** start of Data lines **
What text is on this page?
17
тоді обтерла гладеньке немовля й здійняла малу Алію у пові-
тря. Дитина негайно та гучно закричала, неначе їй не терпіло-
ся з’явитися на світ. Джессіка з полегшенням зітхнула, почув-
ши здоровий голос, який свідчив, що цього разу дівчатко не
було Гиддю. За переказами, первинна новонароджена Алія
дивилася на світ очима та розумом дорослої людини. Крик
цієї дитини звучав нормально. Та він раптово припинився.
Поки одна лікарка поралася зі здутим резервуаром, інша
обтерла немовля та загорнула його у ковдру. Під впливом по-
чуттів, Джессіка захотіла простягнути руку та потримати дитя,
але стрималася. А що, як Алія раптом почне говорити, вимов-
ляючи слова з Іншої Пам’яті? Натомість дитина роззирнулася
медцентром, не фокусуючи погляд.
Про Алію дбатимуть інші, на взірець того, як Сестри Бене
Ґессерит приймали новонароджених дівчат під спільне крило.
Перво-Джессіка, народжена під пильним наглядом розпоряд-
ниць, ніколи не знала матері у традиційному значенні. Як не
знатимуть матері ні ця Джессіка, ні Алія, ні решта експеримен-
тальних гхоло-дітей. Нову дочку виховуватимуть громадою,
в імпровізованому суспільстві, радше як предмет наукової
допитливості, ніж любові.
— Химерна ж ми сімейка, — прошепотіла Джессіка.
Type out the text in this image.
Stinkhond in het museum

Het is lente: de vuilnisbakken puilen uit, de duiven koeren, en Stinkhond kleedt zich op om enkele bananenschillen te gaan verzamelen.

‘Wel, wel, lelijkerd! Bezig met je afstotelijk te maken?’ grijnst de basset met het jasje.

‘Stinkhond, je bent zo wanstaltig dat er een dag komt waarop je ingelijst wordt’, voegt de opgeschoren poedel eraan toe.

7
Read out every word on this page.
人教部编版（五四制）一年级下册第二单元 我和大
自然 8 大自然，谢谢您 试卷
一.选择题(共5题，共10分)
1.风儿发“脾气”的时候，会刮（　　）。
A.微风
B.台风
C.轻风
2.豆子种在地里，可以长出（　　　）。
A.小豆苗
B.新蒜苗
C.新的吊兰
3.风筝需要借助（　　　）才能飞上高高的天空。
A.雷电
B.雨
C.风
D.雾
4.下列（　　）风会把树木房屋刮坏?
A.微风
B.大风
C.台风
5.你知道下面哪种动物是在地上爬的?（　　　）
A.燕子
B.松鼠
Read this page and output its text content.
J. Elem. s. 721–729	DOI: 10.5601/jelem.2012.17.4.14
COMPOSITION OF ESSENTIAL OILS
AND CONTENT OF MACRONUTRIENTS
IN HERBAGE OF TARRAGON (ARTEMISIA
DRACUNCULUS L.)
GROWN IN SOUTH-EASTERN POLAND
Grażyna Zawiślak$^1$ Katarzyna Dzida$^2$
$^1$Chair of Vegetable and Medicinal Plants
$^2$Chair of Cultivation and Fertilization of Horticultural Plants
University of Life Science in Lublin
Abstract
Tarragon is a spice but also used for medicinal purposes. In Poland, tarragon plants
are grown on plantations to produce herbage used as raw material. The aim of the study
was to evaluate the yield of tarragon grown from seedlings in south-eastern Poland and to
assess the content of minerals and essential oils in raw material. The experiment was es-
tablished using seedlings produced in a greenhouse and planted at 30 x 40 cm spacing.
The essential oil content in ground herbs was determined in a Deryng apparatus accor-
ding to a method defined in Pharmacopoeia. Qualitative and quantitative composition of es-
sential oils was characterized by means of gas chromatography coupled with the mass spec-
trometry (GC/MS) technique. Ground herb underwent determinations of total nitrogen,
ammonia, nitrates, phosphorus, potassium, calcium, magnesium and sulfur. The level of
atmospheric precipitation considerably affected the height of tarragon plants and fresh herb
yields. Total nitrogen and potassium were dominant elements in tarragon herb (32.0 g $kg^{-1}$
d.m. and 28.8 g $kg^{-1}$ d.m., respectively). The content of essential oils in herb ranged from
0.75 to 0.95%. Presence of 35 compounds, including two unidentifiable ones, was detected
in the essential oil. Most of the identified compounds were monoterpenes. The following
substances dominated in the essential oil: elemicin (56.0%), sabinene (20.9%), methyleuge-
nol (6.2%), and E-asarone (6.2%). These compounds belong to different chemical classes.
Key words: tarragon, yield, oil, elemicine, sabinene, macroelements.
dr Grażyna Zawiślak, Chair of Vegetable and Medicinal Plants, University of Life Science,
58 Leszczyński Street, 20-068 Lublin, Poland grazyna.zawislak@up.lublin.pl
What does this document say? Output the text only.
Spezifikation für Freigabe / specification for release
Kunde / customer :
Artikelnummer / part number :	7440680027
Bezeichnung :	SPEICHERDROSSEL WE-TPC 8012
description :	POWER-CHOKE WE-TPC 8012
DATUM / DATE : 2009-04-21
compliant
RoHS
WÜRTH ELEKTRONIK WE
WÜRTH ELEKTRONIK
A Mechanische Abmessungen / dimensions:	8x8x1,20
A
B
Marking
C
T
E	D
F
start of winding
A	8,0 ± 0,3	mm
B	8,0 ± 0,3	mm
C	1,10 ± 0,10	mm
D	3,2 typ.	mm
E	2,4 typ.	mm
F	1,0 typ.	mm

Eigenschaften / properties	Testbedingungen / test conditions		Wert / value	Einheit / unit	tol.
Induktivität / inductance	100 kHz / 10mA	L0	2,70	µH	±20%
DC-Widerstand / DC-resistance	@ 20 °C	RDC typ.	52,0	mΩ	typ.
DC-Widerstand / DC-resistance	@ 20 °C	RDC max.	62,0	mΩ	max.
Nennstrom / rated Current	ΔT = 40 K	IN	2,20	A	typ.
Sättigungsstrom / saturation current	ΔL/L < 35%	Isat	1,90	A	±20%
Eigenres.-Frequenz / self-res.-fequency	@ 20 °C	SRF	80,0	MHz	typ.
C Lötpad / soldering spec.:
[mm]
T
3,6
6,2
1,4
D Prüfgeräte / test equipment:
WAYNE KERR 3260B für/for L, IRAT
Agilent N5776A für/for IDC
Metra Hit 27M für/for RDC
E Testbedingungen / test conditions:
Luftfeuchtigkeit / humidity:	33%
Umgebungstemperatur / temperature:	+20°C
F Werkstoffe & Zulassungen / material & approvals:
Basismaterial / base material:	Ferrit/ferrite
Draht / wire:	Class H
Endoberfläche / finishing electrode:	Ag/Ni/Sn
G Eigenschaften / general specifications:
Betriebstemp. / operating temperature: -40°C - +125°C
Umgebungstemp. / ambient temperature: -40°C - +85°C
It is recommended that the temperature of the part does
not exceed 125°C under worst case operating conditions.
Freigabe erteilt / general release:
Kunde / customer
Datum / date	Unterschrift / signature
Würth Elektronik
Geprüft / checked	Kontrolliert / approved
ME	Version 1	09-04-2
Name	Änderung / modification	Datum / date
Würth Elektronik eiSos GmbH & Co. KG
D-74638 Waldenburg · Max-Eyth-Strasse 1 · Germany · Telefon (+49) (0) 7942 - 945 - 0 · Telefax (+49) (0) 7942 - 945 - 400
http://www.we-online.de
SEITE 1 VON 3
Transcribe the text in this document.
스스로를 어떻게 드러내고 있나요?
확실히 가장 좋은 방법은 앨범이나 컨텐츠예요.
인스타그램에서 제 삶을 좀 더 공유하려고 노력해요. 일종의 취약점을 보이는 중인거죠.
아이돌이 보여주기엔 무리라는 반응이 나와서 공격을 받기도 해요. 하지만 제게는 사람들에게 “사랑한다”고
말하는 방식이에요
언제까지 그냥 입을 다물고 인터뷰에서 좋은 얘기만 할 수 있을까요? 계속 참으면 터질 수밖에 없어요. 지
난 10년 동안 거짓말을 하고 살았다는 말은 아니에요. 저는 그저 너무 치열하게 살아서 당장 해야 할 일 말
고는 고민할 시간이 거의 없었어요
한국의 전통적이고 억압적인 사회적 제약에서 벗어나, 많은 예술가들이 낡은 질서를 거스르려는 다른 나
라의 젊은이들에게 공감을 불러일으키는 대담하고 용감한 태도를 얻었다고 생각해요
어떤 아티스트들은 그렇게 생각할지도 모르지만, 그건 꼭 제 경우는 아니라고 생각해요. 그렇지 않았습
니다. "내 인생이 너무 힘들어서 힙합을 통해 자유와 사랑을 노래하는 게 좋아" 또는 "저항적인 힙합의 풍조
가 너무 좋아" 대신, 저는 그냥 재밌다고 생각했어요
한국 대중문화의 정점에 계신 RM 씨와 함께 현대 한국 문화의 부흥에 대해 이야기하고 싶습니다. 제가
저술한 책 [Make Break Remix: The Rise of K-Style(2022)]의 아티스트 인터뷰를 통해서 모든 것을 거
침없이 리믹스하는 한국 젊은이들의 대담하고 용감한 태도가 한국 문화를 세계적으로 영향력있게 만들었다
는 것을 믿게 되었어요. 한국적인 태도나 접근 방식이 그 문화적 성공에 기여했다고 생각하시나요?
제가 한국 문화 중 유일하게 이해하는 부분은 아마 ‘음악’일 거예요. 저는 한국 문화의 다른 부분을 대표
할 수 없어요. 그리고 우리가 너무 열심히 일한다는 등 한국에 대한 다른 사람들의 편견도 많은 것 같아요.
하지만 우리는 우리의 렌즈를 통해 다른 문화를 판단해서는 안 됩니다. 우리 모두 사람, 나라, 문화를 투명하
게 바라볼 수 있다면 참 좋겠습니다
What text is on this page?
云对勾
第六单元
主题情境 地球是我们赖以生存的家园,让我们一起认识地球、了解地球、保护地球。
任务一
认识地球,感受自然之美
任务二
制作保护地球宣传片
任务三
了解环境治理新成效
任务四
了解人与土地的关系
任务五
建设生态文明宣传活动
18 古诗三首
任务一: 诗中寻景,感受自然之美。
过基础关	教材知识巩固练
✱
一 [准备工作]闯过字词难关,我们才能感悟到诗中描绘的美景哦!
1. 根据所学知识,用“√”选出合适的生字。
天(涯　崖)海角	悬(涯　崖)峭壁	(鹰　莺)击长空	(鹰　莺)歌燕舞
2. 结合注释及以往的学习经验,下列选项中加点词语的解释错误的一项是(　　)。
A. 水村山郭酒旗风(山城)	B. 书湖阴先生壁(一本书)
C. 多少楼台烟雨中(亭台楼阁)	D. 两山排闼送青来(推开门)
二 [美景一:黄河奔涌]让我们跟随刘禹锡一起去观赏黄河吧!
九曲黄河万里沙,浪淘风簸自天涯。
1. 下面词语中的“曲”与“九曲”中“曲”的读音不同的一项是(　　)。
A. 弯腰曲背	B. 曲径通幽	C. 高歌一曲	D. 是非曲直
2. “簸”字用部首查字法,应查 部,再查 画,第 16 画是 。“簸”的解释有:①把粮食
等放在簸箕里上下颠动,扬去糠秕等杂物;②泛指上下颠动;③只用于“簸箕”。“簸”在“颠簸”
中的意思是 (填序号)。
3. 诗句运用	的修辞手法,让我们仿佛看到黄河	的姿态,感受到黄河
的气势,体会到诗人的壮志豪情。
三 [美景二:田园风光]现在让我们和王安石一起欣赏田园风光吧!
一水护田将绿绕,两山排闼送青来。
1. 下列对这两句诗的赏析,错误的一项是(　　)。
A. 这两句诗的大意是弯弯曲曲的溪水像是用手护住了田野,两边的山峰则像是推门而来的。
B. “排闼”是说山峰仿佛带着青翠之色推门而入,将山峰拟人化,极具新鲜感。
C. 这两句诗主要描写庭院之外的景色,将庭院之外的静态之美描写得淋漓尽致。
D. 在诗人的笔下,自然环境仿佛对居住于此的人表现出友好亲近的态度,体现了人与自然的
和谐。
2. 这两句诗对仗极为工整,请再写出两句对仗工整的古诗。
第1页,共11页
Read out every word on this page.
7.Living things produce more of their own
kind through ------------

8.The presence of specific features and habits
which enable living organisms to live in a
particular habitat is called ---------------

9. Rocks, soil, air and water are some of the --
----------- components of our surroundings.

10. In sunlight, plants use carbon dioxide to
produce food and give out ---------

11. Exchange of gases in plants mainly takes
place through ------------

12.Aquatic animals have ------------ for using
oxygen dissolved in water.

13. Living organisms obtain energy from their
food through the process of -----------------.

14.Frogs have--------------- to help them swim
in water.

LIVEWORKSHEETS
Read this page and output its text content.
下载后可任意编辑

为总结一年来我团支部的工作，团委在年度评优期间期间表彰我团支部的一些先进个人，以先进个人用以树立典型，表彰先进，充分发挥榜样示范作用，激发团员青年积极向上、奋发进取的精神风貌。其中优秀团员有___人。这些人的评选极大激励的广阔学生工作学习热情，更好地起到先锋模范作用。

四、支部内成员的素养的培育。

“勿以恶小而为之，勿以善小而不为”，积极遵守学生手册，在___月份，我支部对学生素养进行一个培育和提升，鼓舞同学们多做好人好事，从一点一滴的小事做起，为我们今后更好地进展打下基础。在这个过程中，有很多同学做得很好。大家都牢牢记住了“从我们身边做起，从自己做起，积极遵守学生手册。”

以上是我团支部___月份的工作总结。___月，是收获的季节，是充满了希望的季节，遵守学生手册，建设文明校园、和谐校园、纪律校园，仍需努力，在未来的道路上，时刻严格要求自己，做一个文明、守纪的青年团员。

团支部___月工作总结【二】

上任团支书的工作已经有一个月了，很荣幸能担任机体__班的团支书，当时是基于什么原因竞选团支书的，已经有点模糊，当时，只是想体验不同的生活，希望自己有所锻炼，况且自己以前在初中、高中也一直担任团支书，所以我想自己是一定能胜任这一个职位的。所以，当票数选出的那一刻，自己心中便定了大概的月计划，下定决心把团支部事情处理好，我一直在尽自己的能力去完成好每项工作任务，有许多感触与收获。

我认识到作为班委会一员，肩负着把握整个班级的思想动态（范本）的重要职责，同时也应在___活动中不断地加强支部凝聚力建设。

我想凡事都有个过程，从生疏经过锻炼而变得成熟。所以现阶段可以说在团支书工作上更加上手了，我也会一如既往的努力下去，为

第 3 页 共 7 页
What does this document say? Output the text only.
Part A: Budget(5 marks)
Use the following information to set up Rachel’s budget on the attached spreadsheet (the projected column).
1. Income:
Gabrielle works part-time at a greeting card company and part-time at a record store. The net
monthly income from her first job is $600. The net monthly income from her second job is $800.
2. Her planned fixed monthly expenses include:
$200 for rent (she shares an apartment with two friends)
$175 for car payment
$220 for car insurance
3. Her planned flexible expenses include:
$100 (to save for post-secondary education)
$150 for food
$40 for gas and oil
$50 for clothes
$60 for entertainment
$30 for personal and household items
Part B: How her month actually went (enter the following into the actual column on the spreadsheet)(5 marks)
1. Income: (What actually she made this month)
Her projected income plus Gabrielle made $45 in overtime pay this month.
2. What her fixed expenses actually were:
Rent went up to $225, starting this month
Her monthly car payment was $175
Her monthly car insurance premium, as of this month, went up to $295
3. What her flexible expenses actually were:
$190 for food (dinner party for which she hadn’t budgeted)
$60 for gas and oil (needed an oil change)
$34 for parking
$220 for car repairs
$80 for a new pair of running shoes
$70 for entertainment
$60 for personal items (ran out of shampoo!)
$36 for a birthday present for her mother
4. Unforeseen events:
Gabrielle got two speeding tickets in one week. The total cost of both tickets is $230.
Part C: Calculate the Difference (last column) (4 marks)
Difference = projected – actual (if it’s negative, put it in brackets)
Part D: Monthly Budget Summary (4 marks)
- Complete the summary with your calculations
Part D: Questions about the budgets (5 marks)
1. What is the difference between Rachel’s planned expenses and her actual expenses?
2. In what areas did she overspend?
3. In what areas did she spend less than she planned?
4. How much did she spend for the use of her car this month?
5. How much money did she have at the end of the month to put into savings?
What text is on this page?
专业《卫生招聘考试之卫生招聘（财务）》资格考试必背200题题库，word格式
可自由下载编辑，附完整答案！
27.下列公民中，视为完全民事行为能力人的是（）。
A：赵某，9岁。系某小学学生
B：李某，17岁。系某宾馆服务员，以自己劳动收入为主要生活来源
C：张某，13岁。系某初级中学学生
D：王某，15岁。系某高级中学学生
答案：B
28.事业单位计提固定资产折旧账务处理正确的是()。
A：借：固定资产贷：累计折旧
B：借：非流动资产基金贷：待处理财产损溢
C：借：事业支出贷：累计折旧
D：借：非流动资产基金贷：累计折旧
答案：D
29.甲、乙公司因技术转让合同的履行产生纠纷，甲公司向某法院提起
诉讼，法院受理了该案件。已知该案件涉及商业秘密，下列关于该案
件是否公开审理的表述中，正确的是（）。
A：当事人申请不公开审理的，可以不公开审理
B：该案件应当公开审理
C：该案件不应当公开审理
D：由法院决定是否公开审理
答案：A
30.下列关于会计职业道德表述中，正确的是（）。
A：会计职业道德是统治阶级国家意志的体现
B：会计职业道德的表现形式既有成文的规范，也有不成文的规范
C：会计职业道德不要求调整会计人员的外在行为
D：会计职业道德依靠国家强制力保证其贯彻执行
** end of Data lines **
§ **Problem description**
Only a number is wanted: how many lines contain the word "much"?

§ **Solution for this task**
2